**OBJECTIVE:**
Quote only the lines from the one containing "Give me a plain-text" through the final line, both included, and omit the pictures.

[Data records]
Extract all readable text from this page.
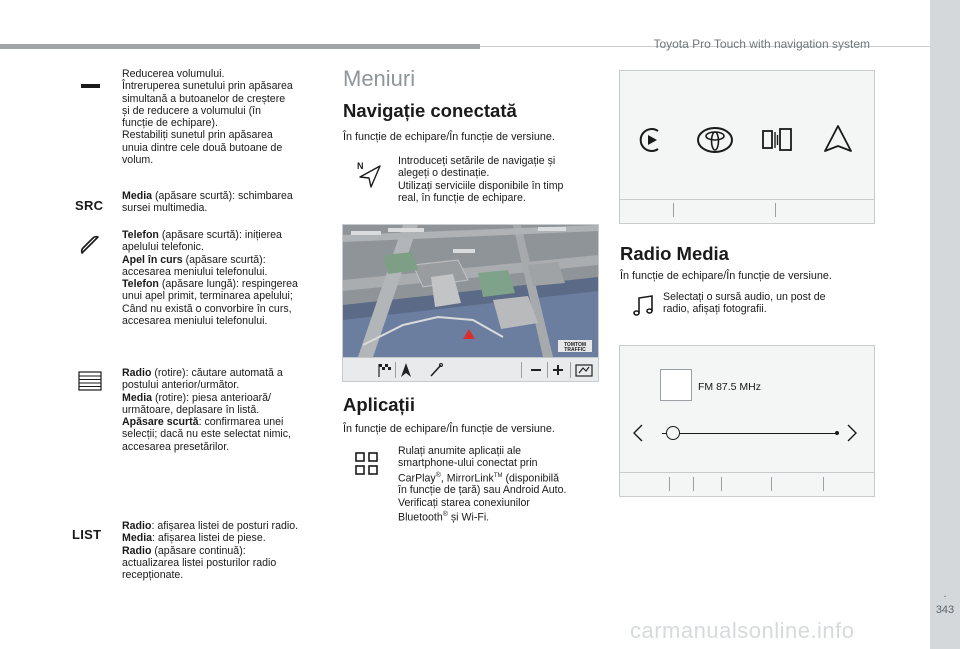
Toyota Pro Touch with navigation system
.
343
Reducerea volumului.
Întreruperea sunetului prin apăsarea
simultană a butoanelor de creștere
și de reducere a volumului (în
funcție de echipare).
Restabiliți sunetul prin apăsarea
unuia dintre cele două butoane de
volum.
SRC
Media (apăsare scurtă): schimbarea
sursei multimedia.
Telefon (apăsare scurtă): inițierea
apelului telefonic.
Apel în curs (apăsare scurtă):
accesarea meniului telefonului.
Telefon (apăsare lungă): respingerea
unui apel primit, terminarea apelului;
Când nu există o convorbire în curs,
accesarea meniului telefonului.
Radio (rotire): căutare automată a
postului anterior/următor.
Media (rotire): piesa anterioară/
următoare, deplasare în listă.
Apăsare scurtă: confirmarea unei
selecții; dacă nu este selectat nimic,
accesarea presetărilor.
LIST
Radio: afișarea listei de posturi radio.
Media: afișarea listei de piese.
Radio (apăsare continuă):
actualizarea listei posturilor radio
recepționate.
Meniuri
Navigație conectată
În funcție de echipare/În funcție de versiune.
N	Introduceți setările de navigație și
alegeți o destinație.
Utilizați serviciile disponibile în timp
real, în funcție de echipare.
TOMTOM
TRAFFIC
Aplicații
În funcție de echipare/În funcție de versiune.
Rulați anumite aplicații ale
smartphone-ului conectat prin
CarPlay®, MirrorLink™ (disponibilă
în funcție de țară) sau Android Auto.
Verificați starea conexiunilor
Bluetooth® și Wi-Fi.
Radio Media
În funcție de echipare/În funcție de versiune.
Selectați o sursă audio, un post de
radio, afișați fotografii.
FM 87.5 MHz
carmanualsonline.info
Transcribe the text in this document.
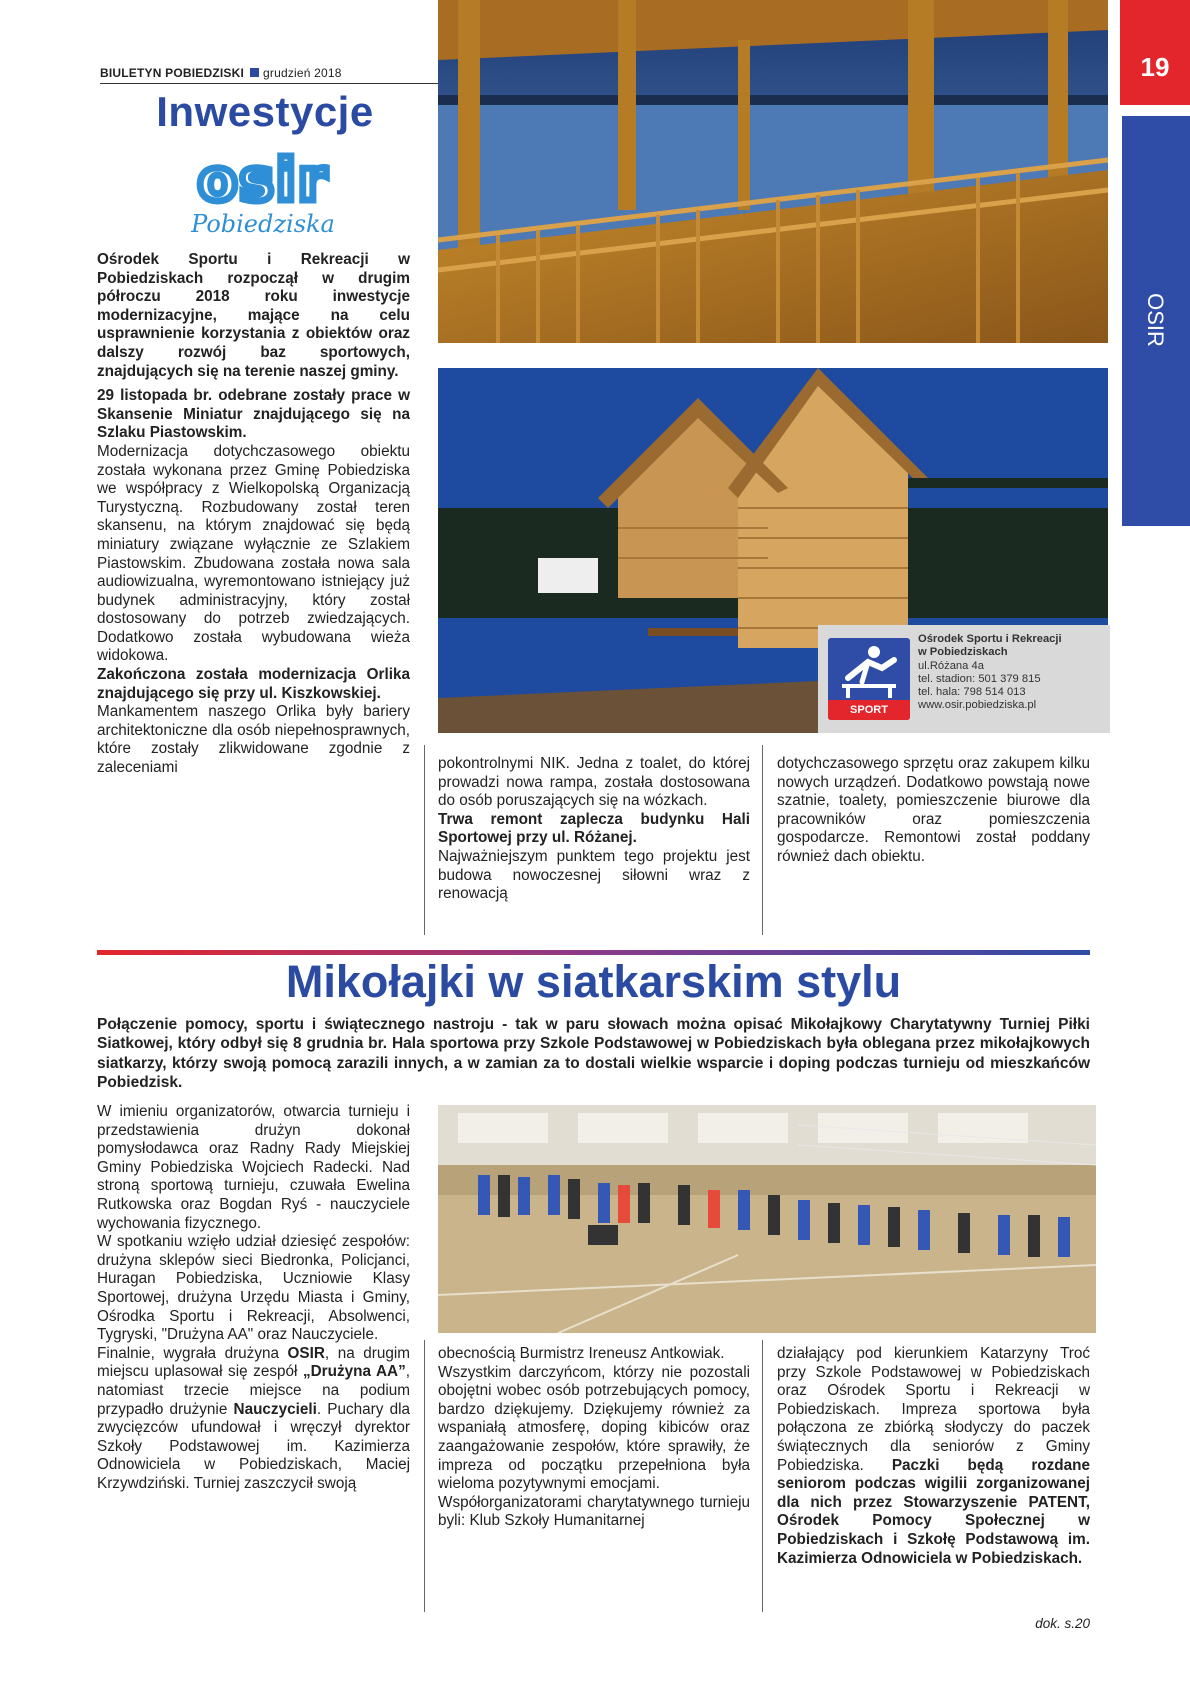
BIULETYN POBIEDZISKI grudzień 2018	19
OSIR
Inwestycje
osir
Pobiedziska
SPORT
Ośrodek Sportu i Rekreacji
w Pobiedziskach
ul.Różana 4a
tel. stadion: 501 379 815
tel. hala: 798 514 013
www.osir.pobiedziska.pl

Ośrodek Sportu i Rekreacji w Pobiedziskach rozpoczął w drugim półroczu 2018 roku inwestycje modernizacyjne, mające na celu usprawnienie korzystania z obiektów oraz dalszy rozwój baz sportowych, znajdujących się na terenie naszej gminy.

29 listopada br. odebrane zostały prace w Skansenie Miniatur znajdującego się na Szlaku Piastowskim.

Modernizacja dotychczasowego obiektu została wykonana przez Gminę Pobiedziska we współpracy z Wielkopolską Organizacją Turystyczną. Rozbudowany został teren skansenu, na którym znajdować się będą miniatury związane wyłącznie ze Szlakiem Piastowskim. Zbudowana została nowa sala audiowizualna, wyremontowano istniejący już budynek administracyjny, który został dostosowany do potrzeb zwiedzających. Dodatkowo została wybudowana wieża widokowa.

Zakończona została modernizacja Orlika znajdującego się przy ul. Kiszkowskiej.

Mankamentem naszego Orlika były bariery architektoniczne dla osób niepełnosprawnych, które zostały zlikwidowane zgodnie z zaleceniami	pokontrolnymi NIK. Jedna z toalet, do której prowadzi nowa rampa, została dostosowana do osób poruszających się na wózkach.

Trwa remont zaplecza budynku Hali Sportowej przy ul. Różanej.

Najważniejszym punktem tego projektu jest budowa nowoczesnej siłowni wraz z renowacją

dotychczasowego sprzętu oraz zakupem kilku nowych urządzeń. Dodatkowo powstają nowe szatnie, toalety, pomieszczenie biurowe dla pracowników oraz pomieszczenia gospodarcze. Remontowi został poddany również dach obiektu.

Mikołajki w siatkarskim stylu
Połączenie pomocy, sportu i świątecznego nastroju - tak w paru słowach można opisać Mikołajkowy Charytatywny Turniej Piłki Siatkowej, który odbył się 8 grudnia br. Hala sportowa przy Szkole Podstawowej w Pobiedziskach była oblegana przez mikołajkowych siatkarzy, którzy swoją pomocą zarazili innych, a w zamian za to dostali wielkie wsparcie i doping podczas turnieju od mieszkańców Pobiedzisk.

W imieniu organizatorów, otwarcia turnieju i przedstawienia drużyn dokonał pomysłodawca oraz Radny Rady Miejskiej Gminy Pobiedziska Wojciech Radecki. Nad stroną sportową turnieju, czuwała Ewelina Rutkowska oraz Bogdan Ryś - nauczyciele wychowania fizycznego.

W spotkaniu wzięło udział dziesięć zespołów: drużyna sklepów sieci Biedronka, Policjanci, Huragan Pobiedziska, Uczniowie Klasy Sportowej, drużyna Urzędu Miasta i Gminy, Ośrodka Sportu i Rekreacji, Absolwenci, Tygryski, "Drużyna AA" oraz Nauczyciele.

Finalnie, wygrała drużyna OSIR, na drugim miejscu uplasował się zespół „Drużyna AA”, natomiast trzecie miejsce na podium przypadło drużynie Nauczycieli. Puchary dla zwycięzców ufundował i wręczył dyrektor Szkoły Podstawowej im. Kazimierza Odnowiciela w Pobiedziskach, Maciej Krzywdziński. Turniej zaszczycił swoją

obecnością Burmistrz Ireneusz Antkowiak.

Wszystkim darczyńcom, którzy nie pozostali obojętni wobec osób potrzebujących pomocy, bardzo dziękujemy. Dziękujemy również za wspaniałą atmosferę, doping kibiców oraz zaangażowanie zespołów, które sprawiły, że impreza od początku przepełniona była wieloma pozytywnymi emocjami.

Współorganizatorami charytatywnego turnieju byli: Klub Szkoły Humanitarnej

działający pod kierunkiem Katarzyny Troć przy Szkole Podstawowej w Pobiedziskach oraz Ośrodek Sportu i Rekreacji w Pobiedziskach. Impreza sportowa była połączona ze zbiórką słodyczy do paczek świątecznych dla seniorów z Gminy Pobiedziska. Paczki będą rozdane seniorom podczas wigilii zorganizowanej dla nich przez Stowarzyszenie PATENT, Ośrodek Pomocy Społecznej w Pobiedziskach i Szkołę Podstawową im. Kazimierza Odnowiciela w Pobiedziskach.

dok. s.20
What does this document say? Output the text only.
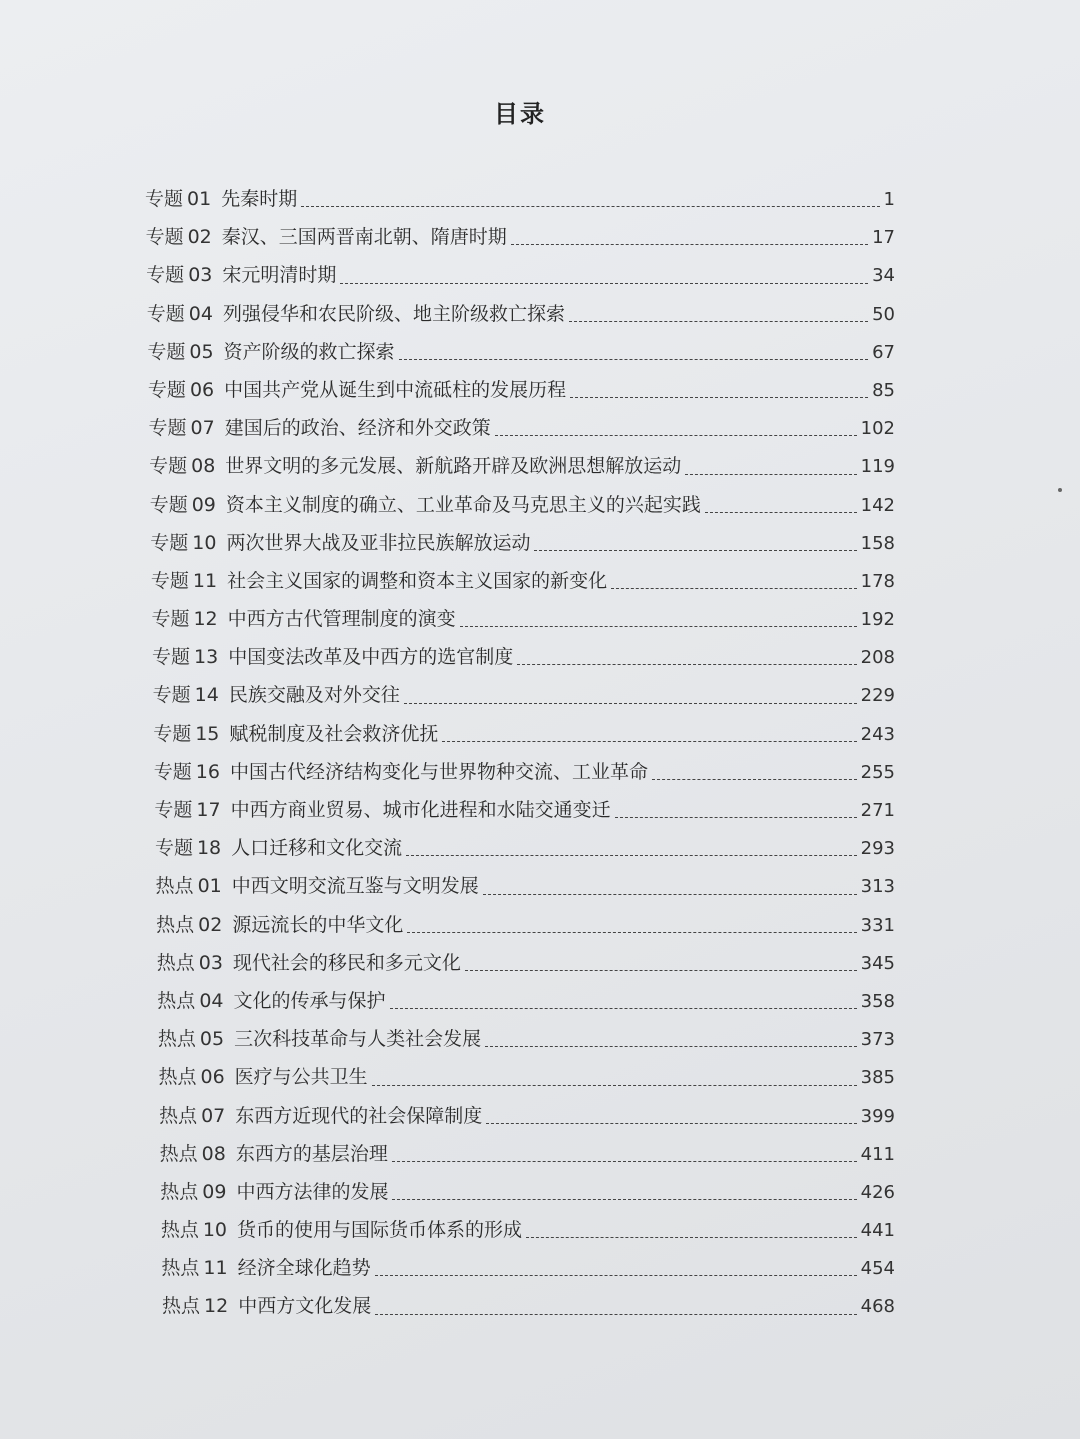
目录
专题 01 先秦时期	1
专题 02 秦汉、三国两晋南北朝、隋唐时期	17
专题 03 宋元明清时期	34
专题 04 列强侵华和农民阶级、地主阶级救亡探索	50
专题 05 资产阶级的救亡探索	67
专题 06 中国共产党从诞生到中流砥柱的发展历程	85
专题 07 建国后的政治、经济和外交政策	102
专题 08 世界文明的多元发展、新航路开辟及欧洲思想解放运动	119
专题 09 资本主义制度的确立、工业革命及马克思主义的兴起实践	142
专题 10 两次世界大战及亚非拉民族解放运动	158
专题 11 社会主义国家的调整和资本主义国家的新变化	178
专题 12 中西方古代管理制度的演变	192
专题 13 中国变法改革及中西方的选官制度	208
专题 14 民族交融及对外交往	229
专题 15 赋税制度及社会救济优抚	243
专题 16 中国古代经济结构变化与世界物种交流、工业革命	255
专题 17 中西方商业贸易、城市化进程和水陆交通变迁	271
专题 18 人口迁移和文化交流	293
热点 01 中西文明交流互鉴与文明发展	313
热点 02 源远流长的中华文化	331
热点 03 现代社会的移民和多元文化	345
热点 04 文化的传承与保护	358
热点 05 三次科技革命与人类社会发展	373
热点 06 医疗与公共卫生	385
热点 07 东西方近现代的社会保障制度	399
热点 08 东西方的基层治理	411
热点 09 中西方法律的发展	426
热点 10 货币的使用与国际货币体系的形成	441
热点 11 经济全球化趋势	454
热点 12 中西方文化发展	468
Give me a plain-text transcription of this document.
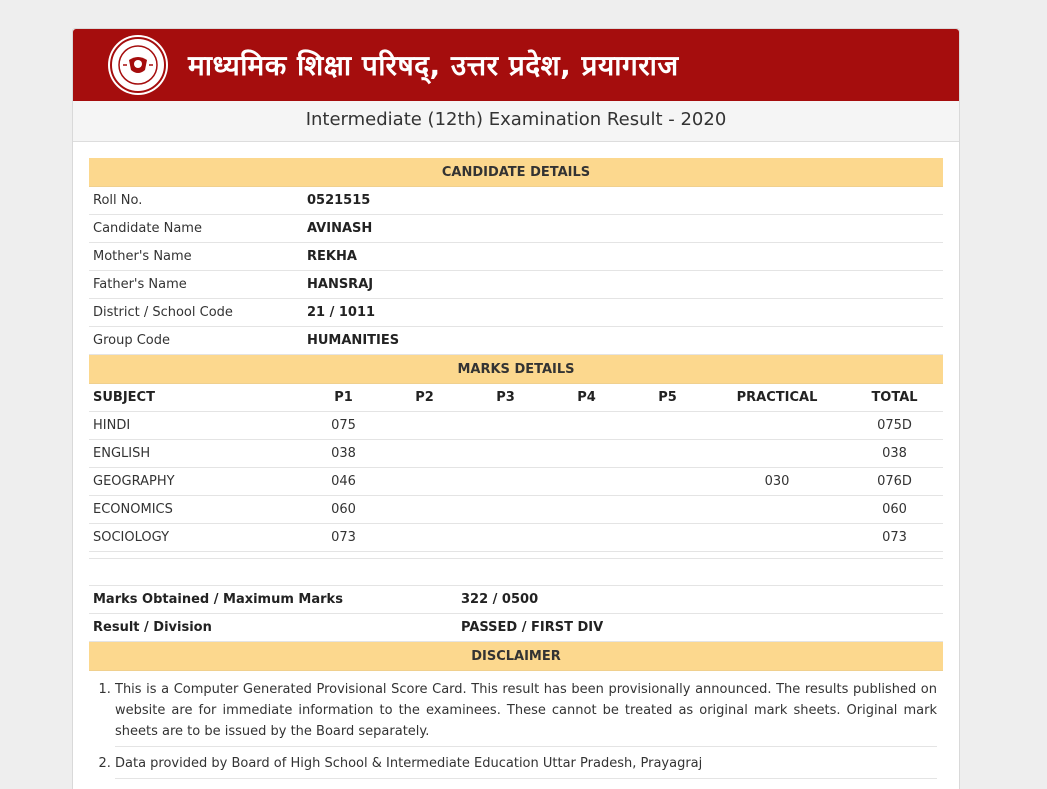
माध्यमिक शिक्षा परिषद्, उत्तर प्रदेश, प्रयागराज
Intermediate (12th) Examination Result - 2020
CANDIDATE DETAILS	
Roll No.	0521515
Candidate Name	AVINASH
Mother's Name	REKHA
Father's Name	HANSRAJ
District / School Code	21 / 1011
Group Code	HUMANITIES
MARKS DETAILS							
SUBJECT	P1	P2	P3	P4	P5	PRACTICAL	TOTAL
HINDI	075						075D
ENGLISH	038						038
GEOGRAPHY	046					030	076D
ECONOMICS	060						060
SOCIOLOGY	073						073

Marks Obtained / Maximum Marks	322 / 0500
Result / Division	PASSED / FIRST DIV
DISCLAIMER
1. This is a Computer Generated Provisional Score Card. This result has been provisionally announced. The results published on website are for immediate information to the examinees. These cannot be treated as original mark sheets. Original mark sheets are to be issued by the Board separately.
2. Data provided by Board of High School & Intermediate Education Uttar Pradesh, Prayagraj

**EXPECTED ANSWER:**
Give me a plain-text transcription of this document.
माध्यमिक शिक्षा परिषद्, उत्तर प्रदेश, प्रयागराज
Intermediate (12th) Examination Result - 2020
CANDIDATE DETAILS	
Roll No.	0521515
Candidate Name	AVINASH
Mother's Name	REKHA
Father's Name	HANSRAJ
District / School Code	21 / 1011
Group Code	HUMANITIES
MARKS DETAILS							
SUBJECT	P1	P2	P3	P4	P5	PRACTICAL	TOTAL
HINDI	075						075D
ENGLISH	038						038
GEOGRAPHY	046					030	076D
ECONOMICS	060						060
SOCIOLOGY	073						073

Marks Obtained / Maximum Marks	322 / 0500
Result / Division	PASSED / FIRST DIV
DISCLAIMER
1. This is a Computer Generated Provisional Score Card. This result has been provisionally announced. The results published on website are for immediate information to the examinees. These cannot be treated as original mark sheets. Original mark sheets are to be issued by the Board separately.
2. Data provided by Board of High School & Intermediate Education Uttar Pradesh, Prayagraj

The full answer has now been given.